===== Exercise material =====
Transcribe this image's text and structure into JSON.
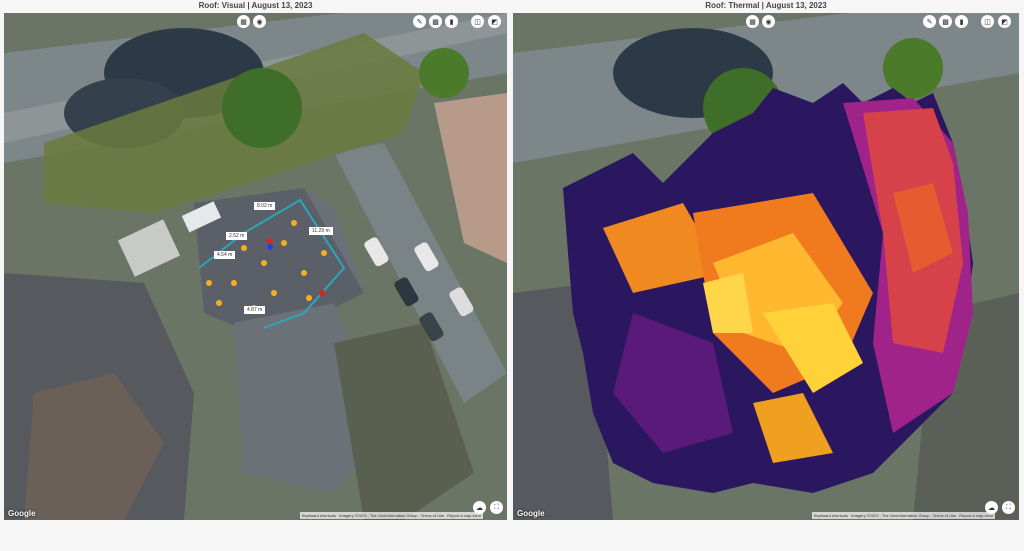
{
  "panels": [
    {
      "title": "Roof: Visual | August 13, 2023"
    },
    {
      "title": "Roof: Thermal | August 13, 2023"
    }
  ],
  "toolbar_icons": [
    "layout-compare-icon",
    "camera-icon",
    "pencil-icon",
    "grid-icon",
    "trash-icon",
    "split-view-icon",
    "screenshot-icon"
  ],
  "map": {
    "google_logo": "Google",
    "keyboard_shortcuts": "Keyboard shortcuts",
    "imagery": "Imagery ©2023 , The GeoInformation Group",
    "terms": "Terms of Use",
    "report": "Report a map error"
  },
  "measurements": [
    "8.02 m",
    "2.52 m",
    "11.29 m",
    "4.54 m",
    "4.87 m"
  ],
  "colors": {
    "outline": "#2aa7b8",
    "thermal_hot": "#ffd23a",
    "thermal_mid": "#f07a1e",
    "thermal_cool": "#7a1f8f",
    "thermal_cold": "#1d0f45"
  }
}
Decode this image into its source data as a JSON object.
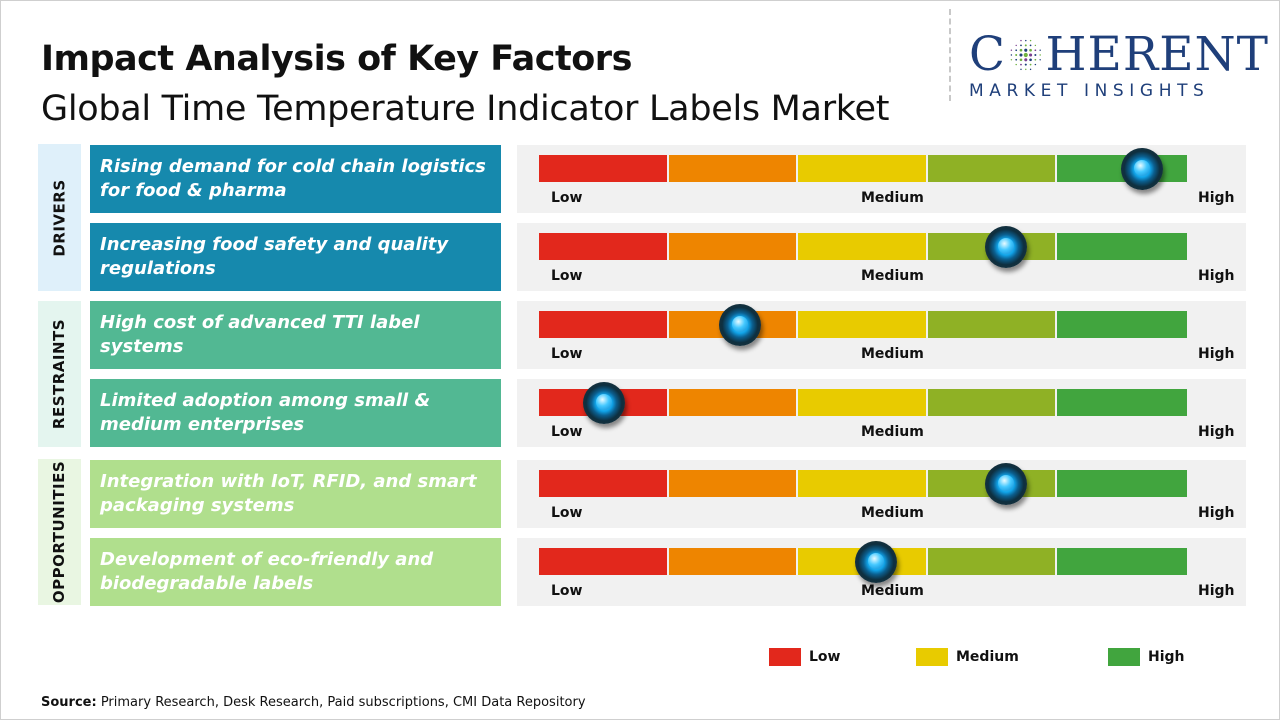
{
  "header": {
    "title": "Impact Analysis of Key Factors",
    "subtitle": "Global Time Temperature Indicator Labels Market"
  },
  "logo": {
    "line1_left": "C",
    "line1_right": "HERENT",
    "line2": "MARKET INSIGHTS",
    "color": "#1f3f7a"
  },
  "colors": {
    "scale": [
      "#e2281c",
      "#ee8500",
      "#e8cb00",
      "#8fb125",
      "#41a53e"
    ],
    "drivers_category_bg": "#dff0fa",
    "drivers_factor_bg": "#1689ad",
    "restraints_category_bg": "#e4f5ef",
    "restraints_factor_bg": "#52b893",
    "opportunities_category_bg": "#e9f6e2",
    "opportunities_factor_bg": "#b0df8d"
  },
  "scale_labels": {
    "low": "Low",
    "medium": "Medium",
    "high": "High"
  },
  "chart_data": {
    "type": "table",
    "title": "Impact Analysis of Key Factors",
    "subtitle": "Global Time Temperature Indicator Labels Market",
    "scale_min": 0,
    "scale_max": 1,
    "scale_labels": [
      "Low",
      "Medium",
      "High"
    ],
    "groups": [
      {
        "category": "DRIVERS",
        "factors": [
          {
            "label": "Rising demand for cold chain logistics for food & pharma",
            "impact": 0.93
          },
          {
            "label": "Increasing food safety and quality regulations",
            "impact": 0.72
          }
        ]
      },
      {
        "category": "RESTRAINTS",
        "factors": [
          {
            "label": "High cost of advanced TTI label systems",
            "impact": 0.31
          },
          {
            "label": "Limited adoption among small & medium enterprises",
            "impact": 0.1
          }
        ]
      },
      {
        "category": "OPPORTUNITIES",
        "factors": [
          {
            "label": "Integration with IoT, RFID, and smart packaging systems",
            "impact": 0.72
          },
          {
            "label": "Development of eco-friendly and biodegradable labels",
            "impact": 0.52
          }
        ]
      }
    ]
  },
  "legend": [
    {
      "label": "Low",
      "color": "#e2281c"
    },
    {
      "label": "Medium",
      "color": "#e8cb00"
    },
    {
      "label": "High",
      "color": "#41a53e"
    }
  ],
  "source": {
    "label": "Source:",
    "text": " Primary Research, Desk Research, Paid subscriptions, CMI Data Repository"
  }
}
=====
Check each line above for the string "Global", then copy the ones that have it.

    "subtitle": "Global Time Temperature Indicator Labels Market"
    "subtitle": "Global Time Temperature Indicator Labels Market",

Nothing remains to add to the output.